◆ Set problem: Look through the data below. Pick out the lines holding the string "متصل".

— Begin Provided material —

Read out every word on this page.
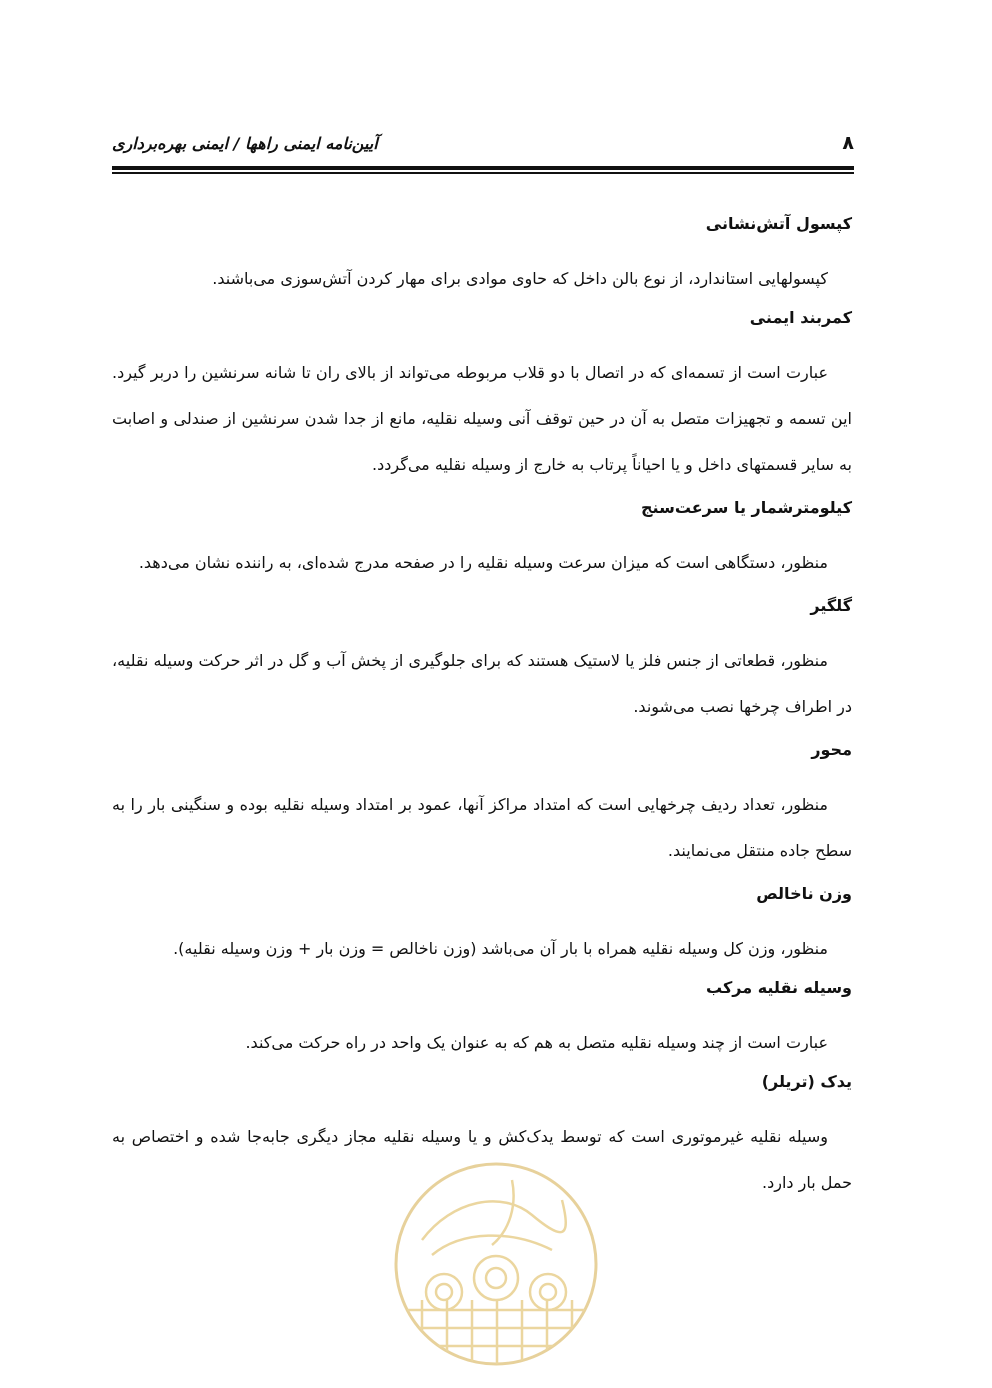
۸
آیین‌نامه ایمنی راهها / ایمنی بهره‌برداری
کپسول آتش‌نشانی

کپسولهایی استاندارد، از نوع بالن داخل که حاوی موادی برای مهار کردن آتش‌سوزی می‌باشند.

کمربند ایمنی

عبارت است از تسمه‌ای که در اتصال با دو قلاب مربوطه می‌تواند از بالای ران تا شانه سرنشین را دربر گیرد. این تسمه و تجهیزات متصل به آن در حین توقف آنی وسیله نقلیه، مانع از جدا شدن سرنشین از صندلی و اصابت به سایر قسمتهای داخل و یا احیاناً پرتاب به خارج از وسیله نقلیه می‌گردد.

کیلومترشمار یا سرعت‌سنج

منظور، دستگاهی است که میزان سرعت وسیله نقلیه را در صفحه مدرج شده‌ای، به راننده نشان می‌دهد.

گلگیر

منظور، قطعاتی از جنس فلز یا لاستیک هستند که برای جلوگیری از پخش آب و گل در اثر حرکت وسیله نقلیه، در اطراف چرخها نصب می‌شوند.

محور

منظور، تعداد ردیف چرخهایی است که امتداد مراکز آنها، عمود بر امتداد وسیله نقلیه بوده و سنگینی بار را به سطح جاده منتقل می‌نمایند.

وزن ناخالص

منظور، وزن کل وسیله نقلیه همراه با بار آن می‌باشد (وزن ناخالص = وزن بار + وزن وسیله نقلیه).

وسیله نقلیه مرکب

عبارت است از چند وسیله نقلیه متصل به هم که به عنوان یک واحد در راه حرکت می‌کند.

یدک (تریلر)

وسیله نقلیه غیرموتوری است که توسط یدک‌کش و یا وسیله نقلیه مجاز دیگری جابه‌جا شده و اختصاص به حمل بار دارد.
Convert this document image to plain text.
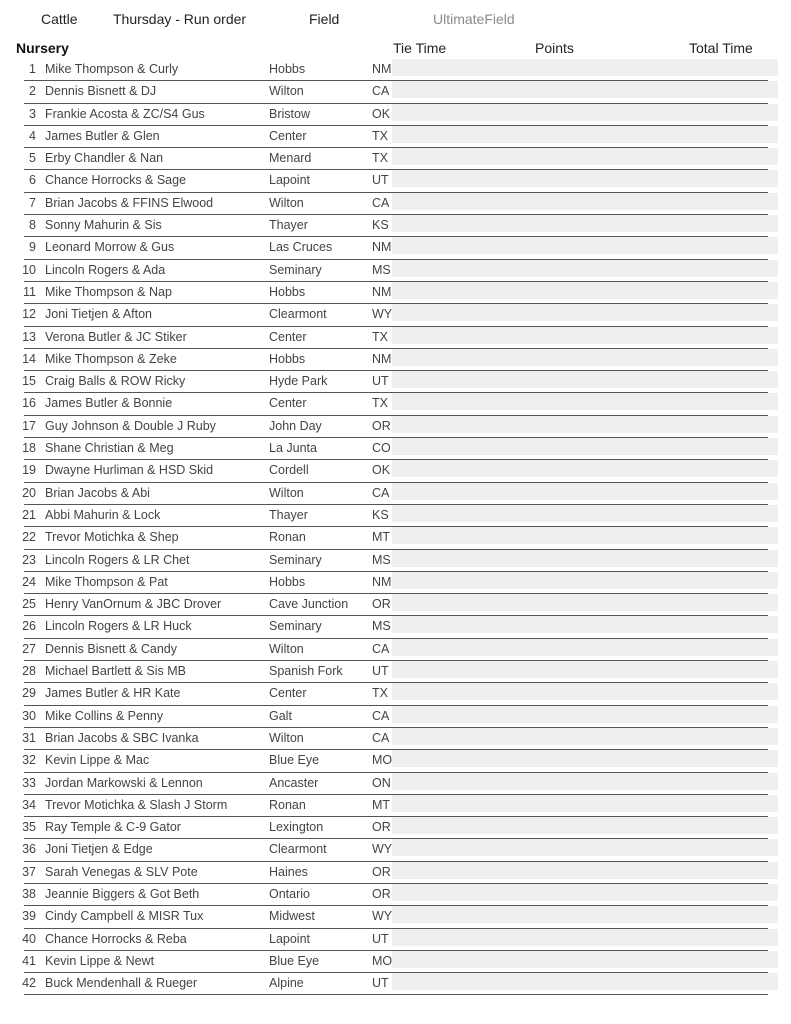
Cattle	Thursday - Run order	Field	UltimateField
Nursery	Tie Time	Points	Total Time
1 Mike Thompson & Curly	Hobbs	NM
2 Dennis Bisnett & DJ	Wilton	CA
3 Frankie Acosta & ZC/S4 Gus	Bristow	OK
4 James Butler & Glen	Center	TX
5 Erby Chandler & Nan	Menard	TX
6 Chance Horrocks & Sage	Lapoint	UT
7 Brian Jacobs & FFINS Elwood	Wilton	CA
8 Sonny Mahurin & Sis	Thayer	KS
9 Leonard Morrow & Gus	Las Cruces	NM
10 Lincoln Rogers & Ada	Seminary	MS
11 Mike Thompson & Nap	Hobbs	NM
12 Joni Tietjen & Afton	Clearmont	WY
13 Verona Butler & JC Stiker	Center	TX
14 Mike Thompson & Zeke	Hobbs	NM
15 Craig Balls & ROW Ricky	Hyde Park	UT
16 James Butler & Bonnie	Center	TX
17 Guy Johnson & Double J Ruby	John Day	OR
18 Shane Christian & Meg	La Junta	CO
19 Dwayne Hurliman & HSD Skid	Cordell	OK
20 Brian Jacobs & Abi	Wilton	CA
21 Abbi Mahurin & Lock	Thayer	KS
22 Trevor Motichka & Shep	Ronan	MT
23 Lincoln Rogers & LR Chet	Seminary	MS
24 Mike Thompson & Pat	Hobbs	NM
25 Henry VanOrnum & JBC Drover	Cave Junction OR
26 Lincoln Rogers & LR Huck	Seminary	MS
27 Dennis Bisnett & Candy	Wilton	CA
28 Michael Bartlett & Sis MB	Spanish Fork UT
29 James Butler & HR Kate	Center	TX
30 Mike Collins & Penny	Galt	CA
31 Brian Jacobs & SBC Ivanka	Wilton	CA
32 Kevin Lippe & Mac	Blue Eye	MO
33 Jordan Markowski & Lennon	Ancaster	ON
34 Trevor Motichka & Slash J Storm	Ronan	MT
35 Ray Temple & C-9 Gator	Lexington	OR
36 Joni Tietjen & Edge	Clearmont	WY
37 Sarah Venegas & SLV Pote	Haines	OR
38 Jeannie Biggers & Got Beth	Ontario	OR
39 Cindy Campbell & MISR Tux	Midwest	WY
40 Chance Horrocks & Reba	Lapoint	UT
41 Kevin Lippe & Newt	Blue Eye	MO
42 Buck Mendenhall & Rueger	Alpine	UT
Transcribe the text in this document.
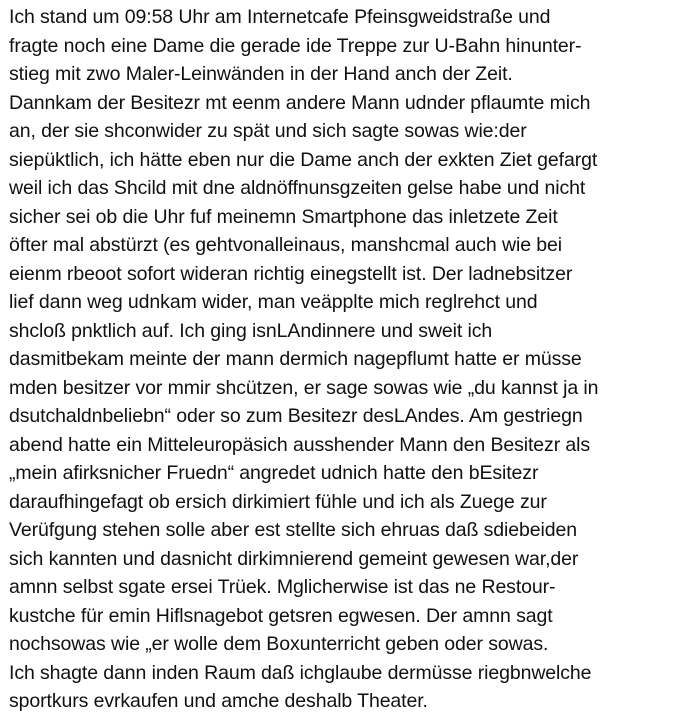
Ich stand um 09:58 Uhr am Internetcafe Pfeinsgweidstraße und
fragte noch eine Dame die gerade ide Treppe zur U-Bahn hinunter-
stieg mit zwo Maler-Leinwänden in der Hand anch der Zeit.
Dannkam der Besitezr mt eenm andere Mann udnder pflaumte mich
an, der sie shconwider zu spät und sich sagte sowas wie:der
siepüktlich, ich hätte eben nur die Dame anch der exkten Ziet gefargt
weil ich das Shcild mit dne aldnöffnunsgzeiten gelse habe und nicht
sicher sei ob die Uhr fuf meinemn Smartphone das inletzete Zeit
öfter mal abstürzt (es gehtvonalleinaus, manshcmal auch wie bei
eienm rbeoot sofort wideran richtig einegstellt ist. Der ladnebsitzer
lief dann weg udnkam wider, man veäpplte mich reglrehct und
shcloß pnktlich auf. Ich ging isnLAndinnere und sweit ich
dasmitbekam meinte der mann dermich nagepflumt hatte er müsse
mden besitzer vor mmir shcützen, er sage sowas wie „du kannst ja in
dsutchaldnbeliebn“ oder so zum Besitezr desLAndes. Am gestriegn
abend hatte ein Mitteleuropäsich ausshender Mann den Besitezr als
„mein afirksnicher Fruedn“ angredet udnich hatte den bEsitezr
daraufhingefagt ob ersich dirkimiert fühle und ich als Zuege zur
Verüfgung stehen solle aber est stellte sich ehruas daß sdiebeiden
sich kannten und dasnicht dirkimnierend gemeint gewesen war,der
amnn selbst sgate ersei Trüek. Mglicherwise ist das ne Restour-
kustche für emin Hiflsnagebot getsren egwesen. Der amnn sagt
nochsowas wie „er wolle dem Boxunterricht geben oder sowas.
Ich shagte dann inden Raum daß ichglaube dermüsse riegbnwelche
sportkurs evrkaufen und amche deshalb Theater.
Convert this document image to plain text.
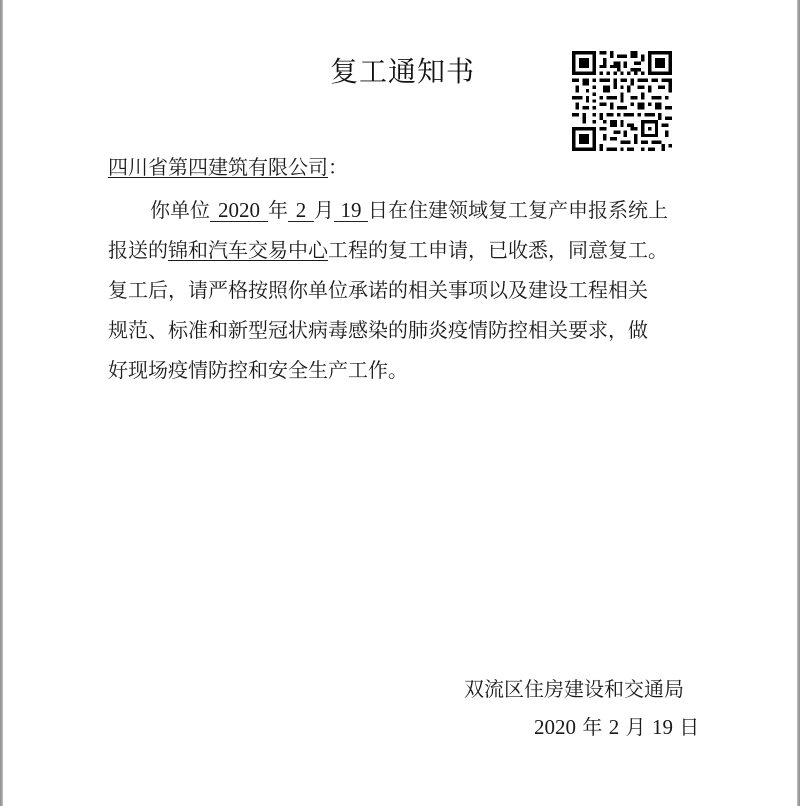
复工通知书
四川省第四建筑有限公司：
你单位 2020 年 2 月 19 日在住建领域复工复产申报系统上
报送的锦和汽车交易中心工程的复工申请，已收悉，同意复工。
复工后，请严格按照你单位承诺的相关事项以及建设工程相关
规范、标准和新型冠状病毒感染的肺炎疫情防控相关要求，做
好现场疫情防控和安全生产工作。
双流区住房建设和交通局
2020 年 2 月 19 日
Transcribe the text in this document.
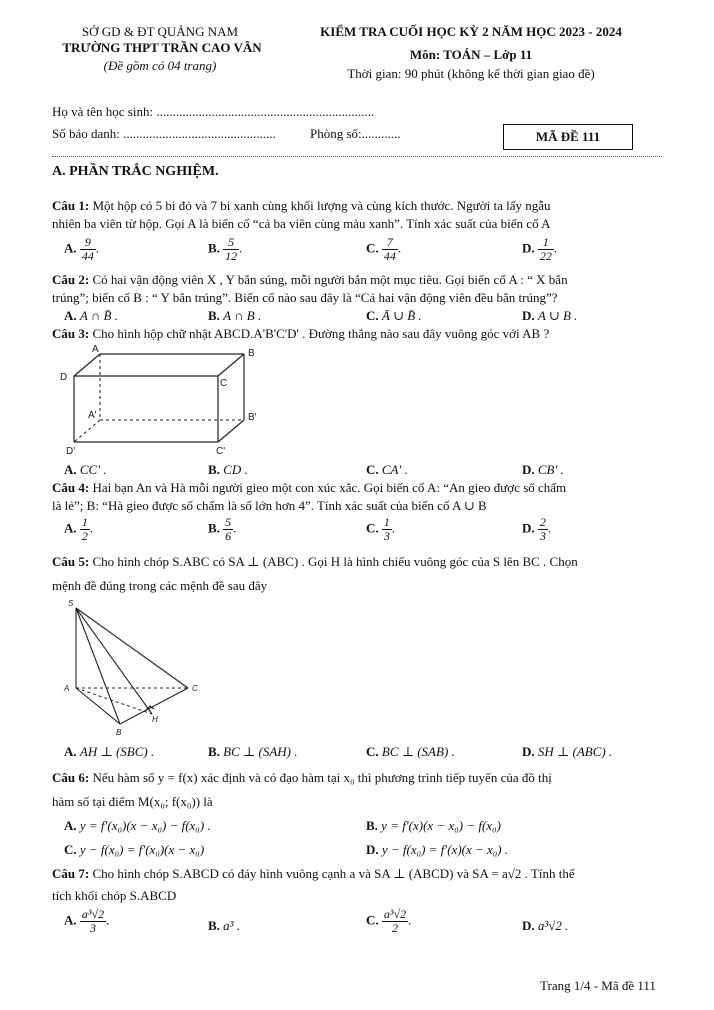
SỞ GD & ĐT QUẢNG NAM
TRƯỜNG THPT TRẦN CAO VÂN
(Đề gồm có 04 trang)
KIỂM TRA CUỐI HỌC KỲ 2 NĂM HỌC 2023 - 2024
Môn: TOÁN – Lớp 11
Thời gian: 90 phút (không kể thời gian giao đề)
Họ và tên học sinh: ...................................................................
Số báo danh: ...............................................	Phòng số:............	MÃ ĐỀ 111
A. PHẦN TRẮC NGHIỆM.
Câu 1: Một hộp có 5 bi đỏ và 7 bi xanh cùng khối lượng và cùng kích thước. Người ta lấy ngẫu
nhiên ba viên từ hộp. Gọi A là biến cố “cả ba viên cùng màu xanh”. Tính xác suất của biến cố A
A. $\frac{9}{44}$ .	B. $\frac{5}{12}$ .	C. $\frac{7}{44}$ .	D. $\frac{1}{22}$ .
Câu 2: Có hai vận động viên X , Y bắn súng, mỗi người bắn một mục tiêu. Gọi biến cố A : “ X bắn
trúng”; biến cố B : “ Y bắn trúng”. Biến cố nào sau đây là “Cả hai vận động viên đều bắn trúng”?
A. A ∩ B̄ .	B. A ∩ B .	C. Ā ∪ B̄ .	D. A ∪ B .
Câu 3: Cho hình hộp chữ nhật ABCD.A'B'C'D' . Đường thẳng nào sau đây vuông góc với AB ?
A	B
C
D
A'	B'
C'
D'
A. CC' .	B. CD .	C. CA' .	D. CB' .
Câu 4: Hai bạn An và Hà mỗi người gieo một con xúc xắc. Gọi biến cố A: “An gieo được số chấm
là lẻ”; B: “Hà gieo được số chấm là số lớn hơn 4”. Tính xác suất của biến cố A ∪ B
A. $\frac{1}{2}$ .	B. $\frac{5}{6}$ .	C. $\frac{1}{3}$ .	D. $\frac{2}{3}$ .
Câu 5: Cho hình chóp S.ABC có SA ⊥ (ABC) . Gọi H là hình chiếu vuông góc của S lên BC . Chọn
mệnh đề đúng trong các mệnh đề sau đây
S
A
B
C
H
A. AH ⊥ (SBC) .	B. BC ⊥ (SAH) .	C. BC ⊥ (SAB) .	D. SH ⊥ (ABC) .
Câu 6: Nếu hàm số y = f(x) xác định và có đạo hàm tại x₀ thì phương trình tiếp tuyến của đồ thị
hàm số tại điểm M(x₀; f(x₀)) là
A. y = f′(x₀)(x − x₀) − f(x₀) .	B. y = f′(x)(x − x₀) − f(x₀)
C. y − f(x₀) = f′(x₀)(x − x₀)	D. y − f(x₀) = f′(x)(x − x₀) .
Câu 7: Cho hình chóp S.ABCD có đáy hình vuông cạnh a và SA ⊥ (ABCD) và SA = a√2 . Tính thể
tích khối chóp S.ABCD
A. $\frac{\text{a³√2}}{3}$ .	B. a³ .	C. $\frac{\text{a³√2}}{2}$ .	D. a³√2 .
Trang 1/4 - Mã đề 111
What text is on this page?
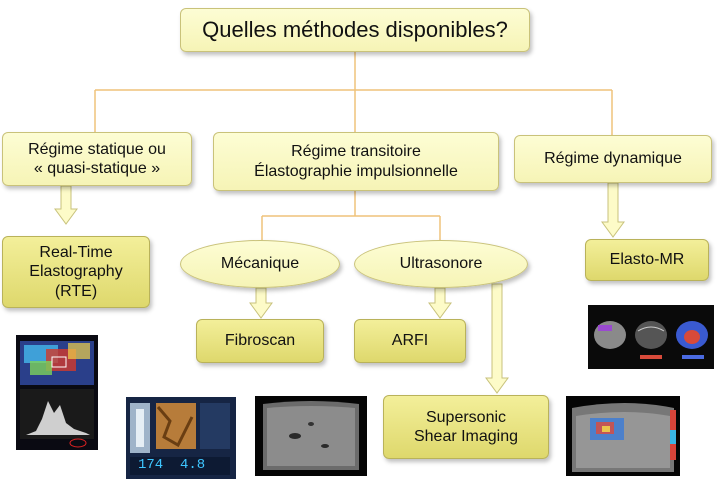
Quelles méthodes disponibles?
Régime statique ou
« quasi-statique »
Régime transitoire
Élastographie impulsionnelle
Régime dynamique
Real-Time
Elastography
(RTE)
Mécanique	Ultrasonore	Elasto-MR
Fibroscan	ARFI
Supersonic
Shear Imaging
174  4.8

— End Provided material —

◆ Answer to this problem:
عبارت است از تسمه‌ای که در اتصال با دو قلاب مربوطه می‌تواند از بالای ران تا شانه سرنشین را دربر گیرد. این تسمه و تجهیزات متصل به آن در حین توقف آنی وسیله نقلیه، مانع از جدا شدن سرنشین از صندلی و اصابت به سایر قسمتهای داخل و یا احیاناً پرتاب به خارج از وسیله نقلیه می‌گردد.
عبارت است از چند وسیله نقلیه متصل به هم که به عنوان یک واحد در راه حرکت می‌کند.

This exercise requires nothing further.